**Aim of the task:** Your task is to extract every entry that follows word for word while excluding the pictures.

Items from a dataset
---
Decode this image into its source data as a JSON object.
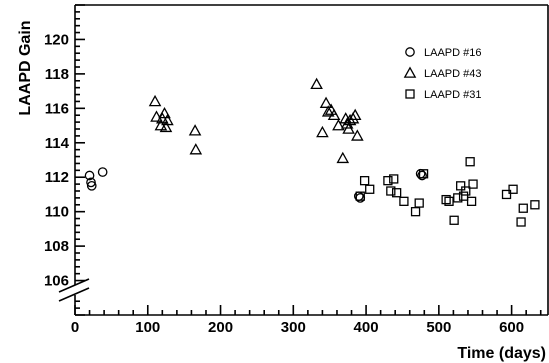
{
  "chart_data": {
    "type": "scatter",
    "xlabel": "Time (days)",
    "ylabel": "LAAPD Gain",
    "xlim": [
      0,
      650
    ],
    "ylim": [
      104,
      122
    ],
    "x_ticks": [
      0,
      100,
      200,
      300,
      400,
      500,
      600
    ],
    "y_ticks": [
      106,
      108,
      110,
      112,
      114,
      116,
      118,
      120
    ],
    "axis_break": "y-axis, bottom",
    "legend_position": "top-right",
    "series": [
      {
        "name": "LAAPD #16",
        "marker": "circle",
        "points": [
          [
            20,
            112.1
          ],
          [
            22,
            111.7
          ],
          [
            23,
            111.5
          ],
          [
            38,
            112.3
          ],
          [
            390,
            110.9
          ],
          [
            392,
            110.8
          ],
          [
            475,
            112.2
          ],
          [
            477,
            112.1
          ]
        ]
      },
      {
        "name": "LAAPD #43",
        "marker": "triangle",
        "points": [
          [
            110,
            116.4
          ],
          [
            112,
            115.5
          ],
          [
            118,
            115.0
          ],
          [
            120,
            115.4
          ],
          [
            123,
            115.7
          ],
          [
            125,
            114.9
          ],
          [
            127,
            115.3
          ],
          [
            165,
            114.7
          ],
          [
            166,
            113.6
          ],
          [
            332,
            117.4
          ],
          [
            340,
            114.6
          ],
          [
            345,
            116.3
          ],
          [
            348,
            115.8
          ],
          [
            352,
            115.9
          ],
          [
            356,
            115.6
          ],
          [
            362,
            115.0
          ],
          [
            368,
            113.1
          ],
          [
            372,
            115.4
          ],
          [
            374,
            115.1
          ],
          [
            376,
            114.8
          ],
          [
            378,
            115.3
          ],
          [
            382,
            115.4
          ],
          [
            385,
            115.6
          ],
          [
            388,
            114.4
          ]
        ]
      },
      {
        "name": "LAAPD #31",
        "marker": "square",
        "points": [
          [
            392,
            110.9
          ],
          [
            398,
            111.8
          ],
          [
            405,
            111.3
          ],
          [
            430,
            111.8
          ],
          [
            434,
            111.2
          ],
          [
            438,
            111.9
          ],
          [
            442,
            111.1
          ],
          [
            452,
            110.6
          ],
          [
            468,
            110.0
          ],
          [
            473,
            110.5
          ],
          [
            479,
            112.2
          ],
          [
            510,
            110.7
          ],
          [
            514,
            110.6
          ],
          [
            521,
            109.5
          ],
          [
            526,
            110.8
          ],
          [
            530,
            111.5
          ],
          [
            534,
            110.9
          ],
          [
            537,
            111.2
          ],
          [
            543,
            112.9
          ],
          [
            545,
            110.6
          ],
          [
            547,
            111.6
          ],
          [
            593,
            111.0
          ],
          [
            602,
            111.3
          ],
          [
            613,
            109.4
          ],
          [
            616,
            110.2
          ],
          [
            632,
            110.4
          ]
        ]
      }
    ]
  }
}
---
**Finished exercise:**
Decode this image into its source data as a JSON object.
{
  "chart_data": {
    "type": "scatter",
    "xlabel": "Time (days)",
    "ylabel": "LAAPD Gain",
    "xlim": [
      0,
      650
    ],
    "ylim": [
      104,
      122
    ],
    "x_ticks": [
      0,
      100,
      200,
      300,
      400,
      500,
      600
    ],
    "y_ticks": [
      106,
      108,
      110,
      112,
      114,
      116,
      118,
      120
    ],
    "axis_break": "y-axis, bottom",
    "legend_position": "top-right",
    "series": [
      {
        "name": "LAAPD #16",
        "marker": "circle",
        "points": [
          [
            20,
            112.1
          ],
          [
            22,
            111.7
          ],
          [
            23,
            111.5
          ],
          [
            38,
            112.3
          ],
          [
            390,
            110.9
          ],
          [
            392,
            110.8
          ],
          [
            475,
            112.2
          ],
          [
            477,
            112.1
          ]
        ]
      },
      {
        "name": "LAAPD #43",
        "marker": "triangle",
        "points": [
          [
            110,
            116.4
          ],
          [
            112,
            115.5
          ],
          [
            118,
            115.0
          ],
          [
            120,
            115.4
          ],
          [
            123,
            115.7
          ],
          [
            125,
            114.9
          ],
          [
            127,
            115.3
          ],
          [
            165,
            114.7
          ],
          [
            166,
            113.6
          ],
          [
            332,
            117.4
          ],
          [
            340,
            114.6
          ],
          [
            345,
            116.3
          ],
          [
            348,
            115.8
          ],
          [
            352,
            115.9
          ],
          [
            356,
            115.6
          ],
          [
            362,
            115.0
          ],
          [
            368,
            113.1
          ],
          [
            372,
            115.4
          ],
          [
            374,
            115.1
          ],
          [
            376,
            114.8
          ],
          [
            378,
            115.3
          ],
          [
            382,
            115.4
          ],
          [
            385,
            115.6
          ],
          [
            388,
            114.4
          ]
        ]
      },
      {
        "name": "LAAPD #31",
        "marker": "square",
        "points": [
          [
            392,
            110.9
          ],
          [
            398,
            111.8
          ],
          [
            405,
            111.3
          ],
          [
            430,
            111.8
          ],
          [
            434,
            111.2
          ],
          [
            438,
            111.9
          ],
          [
            442,
            111.1
          ],
          [
            452,
            110.6
          ],
          [
            468,
            110.0
          ],
          [
            473,
            110.5
          ],
          [
            479,
            112.2
          ],
          [
            510,
            110.7
          ],
          [
            514,
            110.6
          ],
          [
            521,
            109.5
          ],
          [
            526,
            110.8
          ],
          [
            530,
            111.5
          ],
          [
            534,
            110.9
          ],
          [
            537,
            111.2
          ],
          [
            543,
            112.9
          ],
          [
            545,
            110.6
          ],
          [
            547,
            111.6
          ],
          [
            593,
            111.0
          ],
          [
            602,
            111.3
          ],
          [
            613,
            109.4
          ],
          [
            616,
            110.2
          ],
          [
            632,
            110.4
          ]
        ]
      }
    ]
  }
}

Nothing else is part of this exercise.